─── SOURCE DATA

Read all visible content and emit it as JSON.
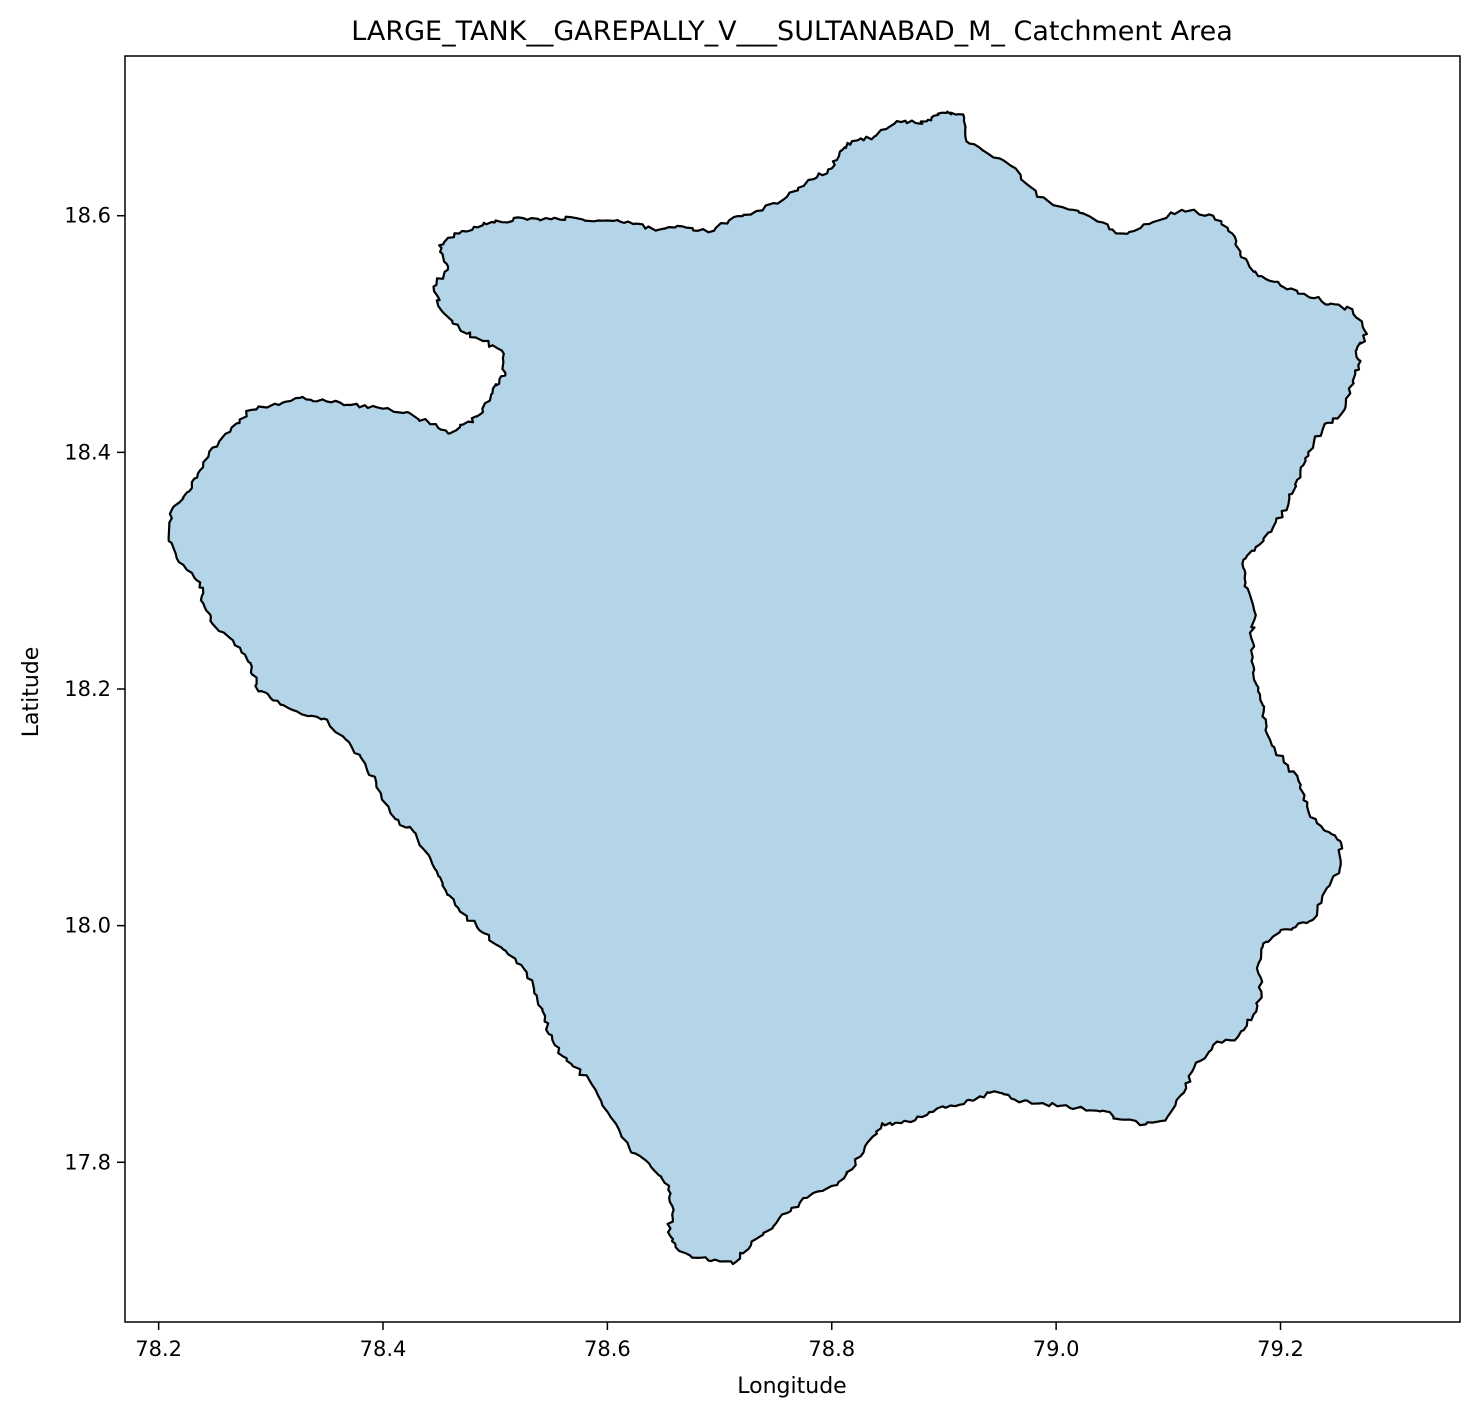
{
  "chart_data": {
    "type": "map",
    "title": "LARGE_TANK__GAREPALLY_V___SULTANABAD_M_ Catchment Area",
    "xlabel": "Longitude",
    "ylabel": "Latitude",
    "xlim": [
      78.17,
      79.36
    ],
    "ylim": [
      17.665,
      18.735
    ],
    "xticks": [
      78.2,
      78.4,
      78.6,
      78.8,
      79.0,
      79.2
    ],
    "xtick_labels": [
      "78.2",
      "78.4",
      "78.6",
      "78.8",
      "79.0",
      "79.2"
    ],
    "yticks": [
      17.8,
      18.0,
      18.2,
      18.4,
      18.6
    ],
    "ytick_labels": [
      "17.8",
      "18.0",
      "18.2",
      "18.4",
      "18.6"
    ],
    "grid": false,
    "fill_color": "#b4d4e8",
    "edge_color": "#000000",
    "polygon": [
      [
        78.838,
        18.667
      ],
      [
        78.858,
        18.68
      ],
      [
        78.877,
        18.678
      ],
      [
        78.889,
        18.683
      ],
      [
        78.903,
        18.688
      ],
      [
        78.918,
        18.683
      ],
      [
        78.92,
        18.663
      ],
      [
        78.94,
        18.652
      ],
      [
        78.964,
        18.64
      ],
      [
        78.983,
        18.616
      ],
      [
        79.015,
        18.605
      ],
      [
        79.037,
        18.595
      ],
      [
        79.059,
        18.585
      ],
      [
        79.083,
        18.593
      ],
      [
        79.112,
        18.605
      ],
      [
        79.14,
        18.6
      ],
      [
        79.157,
        18.585
      ],
      [
        79.165,
        18.565
      ],
      [
        79.18,
        18.549
      ],
      [
        79.2,
        18.541
      ],
      [
        79.221,
        18.534
      ],
      [
        79.243,
        18.525
      ],
      [
        79.264,
        18.521
      ],
      [
        79.277,
        18.5
      ],
      [
        79.268,
        18.487
      ],
      [
        79.27,
        18.47
      ],
      [
        79.261,
        18.454
      ],
      [
        79.257,
        18.436
      ],
      [
        79.242,
        18.425
      ],
      [
        79.23,
        18.41
      ],
      [
        79.222,
        18.395
      ],
      [
        79.215,
        18.377
      ],
      [
        79.207,
        18.356
      ],
      [
        79.193,
        18.336
      ],
      [
        79.178,
        18.32
      ],
      [
        79.166,
        18.306
      ],
      [
        79.168,
        18.287
      ],
      [
        79.177,
        18.265
      ],
      [
        79.174,
        18.243
      ],
      [
        79.176,
        18.219
      ],
      [
        79.18,
        18.198
      ],
      [
        79.185,
        18.181
      ],
      [
        79.189,
        18.16
      ],
      [
        79.203,
        18.138
      ],
      [
        79.218,
        18.119
      ],
      [
        79.225,
        18.096
      ],
      [
        79.24,
        18.08
      ],
      [
        79.254,
        18.07
      ],
      [
        79.253,
        18.049
      ],
      [
        79.239,
        18.028
      ],
      [
        79.229,
        18.005
      ],
      [
        79.211,
        17.998
      ],
      [
        79.197,
        17.993
      ],
      [
        79.184,
        17.982
      ],
      [
        79.179,
        17.964
      ],
      [
        79.183,
        17.944
      ],
      [
        79.176,
        17.925
      ],
      [
        79.162,
        17.906
      ],
      [
        79.14,
        17.899
      ],
      [
        79.123,
        17.88
      ],
      [
        79.114,
        17.859
      ],
      [
        79.099,
        17.838
      ],
      [
        79.08,
        17.832
      ],
      [
        79.06,
        17.836
      ],
      [
        79.039,
        17.843
      ],
      [
        79.012,
        17.846
      ],
      [
        78.988,
        17.85
      ],
      [
        78.963,
        17.853
      ],
      [
        78.945,
        17.86
      ],
      [
        78.926,
        17.852
      ],
      [
        78.906,
        17.848
      ],
      [
        78.885,
        17.84
      ],
      [
        78.862,
        17.833
      ],
      [
        78.845,
        17.833
      ],
      [
        78.832,
        17.817
      ],
      [
        78.818,
        17.794
      ],
      [
        78.8,
        17.78
      ],
      [
        78.778,
        17.77
      ],
      [
        78.76,
        17.757
      ],
      [
        78.743,
        17.742
      ],
      [
        78.728,
        17.73
      ],
      [
        78.712,
        17.714
      ],
      [
        78.69,
        17.717
      ],
      [
        78.664,
        17.725
      ],
      [
        78.654,
        17.741
      ],
      [
        78.659,
        17.76
      ],
      [
        78.655,
        17.78
      ],
      [
        78.639,
        17.796
      ],
      [
        78.62,
        17.811
      ],
      [
        78.603,
        17.838
      ],
      [
        78.586,
        17.866
      ],
      [
        78.568,
        17.883
      ],
      [
        78.553,
        17.899
      ],
      [
        78.544,
        17.919
      ],
      [
        78.537,
        17.941
      ],
      [
        78.526,
        17.963
      ],
      [
        78.507,
        17.98
      ],
      [
        78.486,
        17.996
      ],
      [
        78.467,
        18.015
      ],
      [
        78.453,
        18.034
      ],
      [
        78.444,
        18.052
      ],
      [
        78.429,
        18.078
      ],
      [
        78.411,
        18.09
      ],
      [
        78.398,
        18.112
      ],
      [
        78.384,
        18.137
      ],
      [
        78.366,
        18.158
      ],
      [
        78.347,
        18.175
      ],
      [
        78.325,
        18.18
      ],
      [
        78.306,
        18.19
      ],
      [
        78.289,
        18.198
      ],
      [
        78.283,
        18.219
      ],
      [
        78.268,
        18.237
      ],
      [
        78.248,
        18.255
      ],
      [
        78.24,
        18.272
      ],
      [
        78.237,
        18.29
      ],
      [
        78.222,
        18.305
      ],
      [
        78.209,
        18.325
      ],
      [
        78.21,
        18.348
      ],
      [
        78.225,
        18.366
      ],
      [
        78.235,
        18.382
      ],
      [
        78.248,
        18.404
      ],
      [
        78.265,
        18.421
      ],
      [
        78.283,
        18.436
      ],
      [
        78.307,
        18.44
      ],
      [
        78.328,
        18.447
      ],
      [
        78.35,
        18.443
      ],
      [
        78.371,
        18.44
      ],
      [
        78.395,
        18.438
      ],
      [
        78.421,
        18.434
      ],
      [
        78.441,
        18.425
      ],
      [
        78.458,
        18.416
      ],
      [
        78.476,
        18.426
      ],
      [
        78.489,
        18.434
      ],
      [
        78.498,
        18.454
      ],
      [
        78.509,
        18.465
      ],
      [
        78.506,
        18.486
      ],
      [
        78.485,
        18.496
      ],
      [
        78.468,
        18.505
      ],
      [
        78.452,
        18.52
      ],
      [
        78.445,
        18.54
      ],
      [
        78.458,
        18.557
      ],
      [
        78.45,
        18.575
      ],
      [
        78.468,
        18.585
      ],
      [
        78.489,
        18.592
      ],
      [
        78.504,
        18.595
      ],
      [
        78.525,
        18.598
      ],
      [
        78.55,
        18.597
      ],
      [
        78.572,
        18.598
      ],
      [
        78.6,
        18.596
      ],
      [
        78.623,
        18.593
      ],
      [
        78.645,
        18.588
      ],
      [
        78.667,
        18.591
      ],
      [
        78.69,
        18.586
      ],
      [
        78.713,
        18.599
      ],
      [
        78.733,
        18.604
      ],
      [
        78.76,
        18.616
      ],
      [
        78.784,
        18.631
      ],
      [
        78.8,
        18.64
      ],
      [
        78.808,
        18.655
      ],
      [
        78.818,
        18.663
      ]
    ]
  }
}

──────

### THE TASK
Leaving all pictures aside, quote each record exactly.

### SOLUTION BELOW
Read all visible content and emit it as JSON.
{
  "chart_data": {
    "type": "map",
    "title": "LARGE_TANK__GAREPALLY_V___SULTANABAD_M_ Catchment Area",
    "xlabel": "Longitude",
    "ylabel": "Latitude",
    "xlim": [
      78.17,
      79.36
    ],
    "ylim": [
      17.665,
      18.735
    ],
    "xticks": [
      78.2,
      78.4,
      78.6,
      78.8,
      79.0,
      79.2
    ],
    "xtick_labels": [
      "78.2",
      "78.4",
      "78.6",
      "78.8",
      "79.0",
      "79.2"
    ],
    "yticks": [
      17.8,
      18.0,
      18.2,
      18.4,
      18.6
    ],
    "ytick_labels": [
      "17.8",
      "18.0",
      "18.2",
      "18.4",
      "18.6"
    ],
    "grid": false,
    "fill_color": "#b4d4e8",
    "edge_color": "#000000",
    "polygon": [
      [
        78.838,
        18.667
      ],
      [
        78.858,
        18.68
      ],
      [
        78.877,
        18.678
      ],
      [
        78.889,
        18.683
      ],
      [
        78.903,
        18.688
      ],
      [
        78.918,
        18.683
      ],
      [
        78.92,
        18.663
      ],
      [
        78.94,
        18.652
      ],
      [
        78.964,
        18.64
      ],
      [
        78.983,
        18.616
      ],
      [
        79.015,
        18.605
      ],
      [
        79.037,
        18.595
      ],
      [
        79.059,
        18.585
      ],
      [
        79.083,
        18.593
      ],
      [
        79.112,
        18.605
      ],
      [
        79.14,
        18.6
      ],
      [
        79.157,
        18.585
      ],
      [
        79.165,
        18.565
      ],
      [
        79.18,
        18.549
      ],
      [
        79.2,
        18.541
      ],
      [
        79.221,
        18.534
      ],
      [
        79.243,
        18.525
      ],
      [
        79.264,
        18.521
      ],
      [
        79.277,
        18.5
      ],
      [
        79.268,
        18.487
      ],
      [
        79.27,
        18.47
      ],
      [
        79.261,
        18.454
      ],
      [
        79.257,
        18.436
      ],
      [
        79.242,
        18.425
      ],
      [
        79.23,
        18.41
      ],
      [
        79.222,
        18.395
      ],
      [
        79.215,
        18.377
      ],
      [
        79.207,
        18.356
      ],
      [
        79.193,
        18.336
      ],
      [
        79.178,
        18.32
      ],
      [
        79.166,
        18.306
      ],
      [
        79.168,
        18.287
      ],
      [
        79.177,
        18.265
      ],
      [
        79.174,
        18.243
      ],
      [
        79.176,
        18.219
      ],
      [
        79.18,
        18.198
      ],
      [
        79.185,
        18.181
      ],
      [
        79.189,
        18.16
      ],
      [
        79.203,
        18.138
      ],
      [
        79.218,
        18.119
      ],
      [
        79.225,
        18.096
      ],
      [
        79.24,
        18.08
      ],
      [
        79.254,
        18.07
      ],
      [
        79.253,
        18.049
      ],
      [
        79.239,
        18.028
      ],
      [
        79.229,
        18.005
      ],
      [
        79.211,
        17.998
      ],
      [
        79.197,
        17.993
      ],
      [
        79.184,
        17.982
      ],
      [
        79.179,
        17.964
      ],
      [
        79.183,
        17.944
      ],
      [
        79.176,
        17.925
      ],
      [
        79.162,
        17.906
      ],
      [
        79.14,
        17.899
      ],
      [
        79.123,
        17.88
      ],
      [
        79.114,
        17.859
      ],
      [
        79.099,
        17.838
      ],
      [
        79.08,
        17.832
      ],
      [
        79.06,
        17.836
      ],
      [
        79.039,
        17.843
      ],
      [
        79.012,
        17.846
      ],
      [
        78.988,
        17.85
      ],
      [
        78.963,
        17.853
      ],
      [
        78.945,
        17.86
      ],
      [
        78.926,
        17.852
      ],
      [
        78.906,
        17.848
      ],
      [
        78.885,
        17.84
      ],
      [
        78.862,
        17.833
      ],
      [
        78.845,
        17.833
      ],
      [
        78.832,
        17.817
      ],
      [
        78.818,
        17.794
      ],
      [
        78.8,
        17.78
      ],
      [
        78.778,
        17.77
      ],
      [
        78.76,
        17.757
      ],
      [
        78.743,
        17.742
      ],
      [
        78.728,
        17.73
      ],
      [
        78.712,
        17.714
      ],
      [
        78.69,
        17.717
      ],
      [
        78.664,
        17.725
      ],
      [
        78.654,
        17.741
      ],
      [
        78.659,
        17.76
      ],
      [
        78.655,
        17.78
      ],
      [
        78.639,
        17.796
      ],
      [
        78.62,
        17.811
      ],
      [
        78.603,
        17.838
      ],
      [
        78.586,
        17.866
      ],
      [
        78.568,
        17.883
      ],
      [
        78.553,
        17.899
      ],
      [
        78.544,
        17.919
      ],
      [
        78.537,
        17.941
      ],
      [
        78.526,
        17.963
      ],
      [
        78.507,
        17.98
      ],
      [
        78.486,
        17.996
      ],
      [
        78.467,
        18.015
      ],
      [
        78.453,
        18.034
      ],
      [
        78.444,
        18.052
      ],
      [
        78.429,
        18.078
      ],
      [
        78.411,
        18.09
      ],
      [
        78.398,
        18.112
      ],
      [
        78.384,
        18.137
      ],
      [
        78.366,
        18.158
      ],
      [
        78.347,
        18.175
      ],
      [
        78.325,
        18.18
      ],
      [
        78.306,
        18.19
      ],
      [
        78.289,
        18.198
      ],
      [
        78.283,
        18.219
      ],
      [
        78.268,
        18.237
      ],
      [
        78.248,
        18.255
      ],
      [
        78.24,
        18.272
      ],
      [
        78.237,
        18.29
      ],
      [
        78.222,
        18.305
      ],
      [
        78.209,
        18.325
      ],
      [
        78.21,
        18.348
      ],
      [
        78.225,
        18.366
      ],
      [
        78.235,
        18.382
      ],
      [
        78.248,
        18.404
      ],
      [
        78.265,
        18.421
      ],
      [
        78.283,
        18.436
      ],
      [
        78.307,
        18.44
      ],
      [
        78.328,
        18.447
      ],
      [
        78.35,
        18.443
      ],
      [
        78.371,
        18.44
      ],
      [
        78.395,
        18.438
      ],
      [
        78.421,
        18.434
      ],
      [
        78.441,
        18.425
      ],
      [
        78.458,
        18.416
      ],
      [
        78.476,
        18.426
      ],
      [
        78.489,
        18.434
      ],
      [
        78.498,
        18.454
      ],
      [
        78.509,
        18.465
      ],
      [
        78.506,
        18.486
      ],
      [
        78.485,
        18.496
      ],
      [
        78.468,
        18.505
      ],
      [
        78.452,
        18.52
      ],
      [
        78.445,
        18.54
      ],
      [
        78.458,
        18.557
      ],
      [
        78.45,
        18.575
      ],
      [
        78.468,
        18.585
      ],
      [
        78.489,
        18.592
      ],
      [
        78.504,
        18.595
      ],
      [
        78.525,
        18.598
      ],
      [
        78.55,
        18.597
      ],
      [
        78.572,
        18.598
      ],
      [
        78.6,
        18.596
      ],
      [
        78.623,
        18.593
      ],
      [
        78.645,
        18.588
      ],
      [
        78.667,
        18.591
      ],
      [
        78.69,
        18.586
      ],
      [
        78.713,
        18.599
      ],
      [
        78.733,
        18.604
      ],
      [
        78.76,
        18.616
      ],
      [
        78.784,
        18.631
      ],
      [
        78.8,
        18.64
      ],
      [
        78.808,
        18.655
      ],
      [
        78.818,
        18.663
      ]
    ]
  }
}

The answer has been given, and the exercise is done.